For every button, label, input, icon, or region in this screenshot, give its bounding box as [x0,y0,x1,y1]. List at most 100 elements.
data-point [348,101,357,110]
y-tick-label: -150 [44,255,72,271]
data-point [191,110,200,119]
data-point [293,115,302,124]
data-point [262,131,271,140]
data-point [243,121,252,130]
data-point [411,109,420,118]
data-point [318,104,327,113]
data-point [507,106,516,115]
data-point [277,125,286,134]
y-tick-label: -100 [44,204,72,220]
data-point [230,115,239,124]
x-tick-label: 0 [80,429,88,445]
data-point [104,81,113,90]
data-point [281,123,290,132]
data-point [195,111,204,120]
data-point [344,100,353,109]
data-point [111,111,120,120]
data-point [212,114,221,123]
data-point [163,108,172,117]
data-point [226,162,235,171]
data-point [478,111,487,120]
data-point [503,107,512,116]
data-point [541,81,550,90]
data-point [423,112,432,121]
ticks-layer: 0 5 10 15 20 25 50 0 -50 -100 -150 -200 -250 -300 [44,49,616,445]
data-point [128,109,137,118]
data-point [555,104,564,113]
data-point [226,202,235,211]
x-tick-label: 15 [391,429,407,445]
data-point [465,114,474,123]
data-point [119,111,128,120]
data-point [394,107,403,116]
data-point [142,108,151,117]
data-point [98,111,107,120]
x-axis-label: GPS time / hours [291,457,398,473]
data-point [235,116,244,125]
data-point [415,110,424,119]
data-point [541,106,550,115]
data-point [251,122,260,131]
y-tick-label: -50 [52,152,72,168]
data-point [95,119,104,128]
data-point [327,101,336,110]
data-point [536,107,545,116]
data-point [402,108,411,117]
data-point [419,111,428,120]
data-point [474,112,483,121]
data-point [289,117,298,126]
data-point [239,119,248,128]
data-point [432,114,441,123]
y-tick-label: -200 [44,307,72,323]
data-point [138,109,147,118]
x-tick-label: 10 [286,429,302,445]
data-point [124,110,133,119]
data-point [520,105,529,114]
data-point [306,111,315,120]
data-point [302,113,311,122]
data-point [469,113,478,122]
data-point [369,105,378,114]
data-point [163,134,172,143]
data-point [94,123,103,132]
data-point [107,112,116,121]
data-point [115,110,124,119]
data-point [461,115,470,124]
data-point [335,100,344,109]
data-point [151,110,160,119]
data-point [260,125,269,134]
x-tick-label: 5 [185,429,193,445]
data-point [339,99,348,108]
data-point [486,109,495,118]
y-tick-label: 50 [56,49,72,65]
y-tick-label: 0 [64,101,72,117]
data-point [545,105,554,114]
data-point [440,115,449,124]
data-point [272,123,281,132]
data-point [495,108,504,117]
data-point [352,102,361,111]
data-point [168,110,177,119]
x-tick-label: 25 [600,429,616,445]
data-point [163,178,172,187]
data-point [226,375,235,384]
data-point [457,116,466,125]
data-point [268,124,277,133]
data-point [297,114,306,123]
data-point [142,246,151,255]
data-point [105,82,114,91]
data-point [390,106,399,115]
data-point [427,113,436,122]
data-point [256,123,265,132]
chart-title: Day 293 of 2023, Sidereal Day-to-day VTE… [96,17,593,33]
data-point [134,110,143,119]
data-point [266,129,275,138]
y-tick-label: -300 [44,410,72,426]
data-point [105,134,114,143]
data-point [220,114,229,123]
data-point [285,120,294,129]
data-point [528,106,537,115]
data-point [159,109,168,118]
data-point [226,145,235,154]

Written task ▸ Please render the lines above as a JSON list of strings, one string per line, with blank lines left out.

Exercise result ▸
[
  "For every button, label, input, icon, or region in this screenshot, give its bounding box as [x0,y0,x1,y1]. List at most 100 elements.",
  "data-point [348,101,357,110]",
  "y-tick-label: -150 [44,255,72,271]",
  "data-point [191,110,200,119]",
  "data-point [293,115,302,124]",
  "data-point [262,131,271,140]",
  "data-point [243,121,252,130]",
  "data-point [411,109,420,118]",
  "data-point [318,104,327,113]",
  "data-point [507,106,516,115]",
  "data-point [277,125,286,134]",
  "y-tick-label: -100 [44,204,72,220]",
  "data-point [230,115,239,124]",
  "x-tick-label: 0 [80,429,88,445]",
  "data-point [104,81,113,90]",
  "data-point [281,123,290,132]",
  "data-point [195,111,204,120]",
  "data-point [344,100,353,109]",
  "data-point [111,111,120,120]",
  "data-point [212,114,221,123]",
  "data-point [163,108,172,117]",
  "data-point [226,162,235,171]",
  "data-point [478,111,487,120]",
  "data-point [503,107,512,116]",
  "data-point [541,81,550,90]",
  "data-point [423,112,432,121]",
  "ticks-layer: 0 5 10 15 20 25 50 0 -50 -100 -150 -200 -250 -300 [44,49,616,445]",
  "data-point [128,109,137,118]",
  "data-point [555,104,564,113]",
  "data-point [226,202,235,211]",
  "x-tick-label: 15 [391,429,407,445]",
  "data-point [465,114,474,123]",
  "data-point [119,111,128,120]",
  "data-point [394,107,403,116]",
  "data-point [142,108,151,117]",
  "data-point [98,111,107,120]",
  "x-axis-label: GPS time / hours [291,457,398,473]",
  "data-point [235,116,244,125]",
  "data-point [415,110,424,119]",
  "data-point [541,106,550,115]",
  "data-point [251,122,260,131]",
  "y-tick-label: -50 [52,152,72,168]",
  "data-point [95,119,104,128]",
  "data-point [327,101,336,110]",
  "data-point [536,107,545,116]",
  "data-point [402,108,411,117]",
  "data-point [419,111,428,120]",
  "data-point [474,112,483,121]",
  "data-point [289,117,298,126]",
  "data-point [239,119,248,128]",
  "data-point [432,114,441,123]",
  "y-tick-label: -200 [44,307,72,323]",
  "data-point [138,109,147,118]",
  "x-tick-label: 10 [286,429,302,445]",
  "data-point [124,110,133,119]",
  "data-point [520,105,529,114]",
  "data-point [306,111,315,120]",
  "data-point [302,113,311,122]",
  "data-point [469,113,478,122]",
  "data-point [369,105,378,114]",
  "data-point [163,134,172,143]",
  "data-point [94,123,103,132]",
  "data-point [107,112,116,121]",
  "data-point [115,110,124,119]",
  "data-point [461,115,470,124]",
  "data-point [335,100,344,109]",
  "data-point [151,110,160,119]",
  "data-point [260,125,269,134]",
  "x-tick-label: 5 [185,429,193,445]",
  "data-point [339,99,348,108]",
  "data-point [486,109,495,118]",
  "y-tick-label: 50 [56,49,72,65]",
  "y-tick-label: 0 [64,101,72,117]",
  "data-point [545,105,554,114]",
  "data-point [440,115,449,124]",
  "data-point [272,123,281,132]",
  "data-point [495,108,504,117]",
  "data-point [352,102,361,111]",
  "data-point [168,110,177,119]",
  "x-tick-label: 25 [600,429,616,445]",
  "data-point [163,178,172,187]",
  "data-point [226,375,235,384]",
  "data-point [457,116,466,125]",
  "data-point [268,124,277,133]",
  "data-point [297,114,306,123]",
  "data-point [142,246,151,255]",
  "data-point [105,82,114,91]",
  "data-point [390,106,399,115]",
  "data-point [427,113,436,122]",
  "data-point [256,123,265,132]",
  "chart-title: Day 293 of 2023, Sidereal Day-to-day VTE… [96,17,593,33]",
  "data-point [134,110,143,119]",
  "data-point [266,129,275,138]",
  "y-tick-label: -300 [44,410,72,426]",
  "data-point [105,134,114,143]",
  "data-point [220,114,229,123]",
  "data-point [285,120,294,129]",
  "data-point [528,106,537,115]",
  "data-point [159,109,168,118]",
  "data-point [226,145,235,154]"
]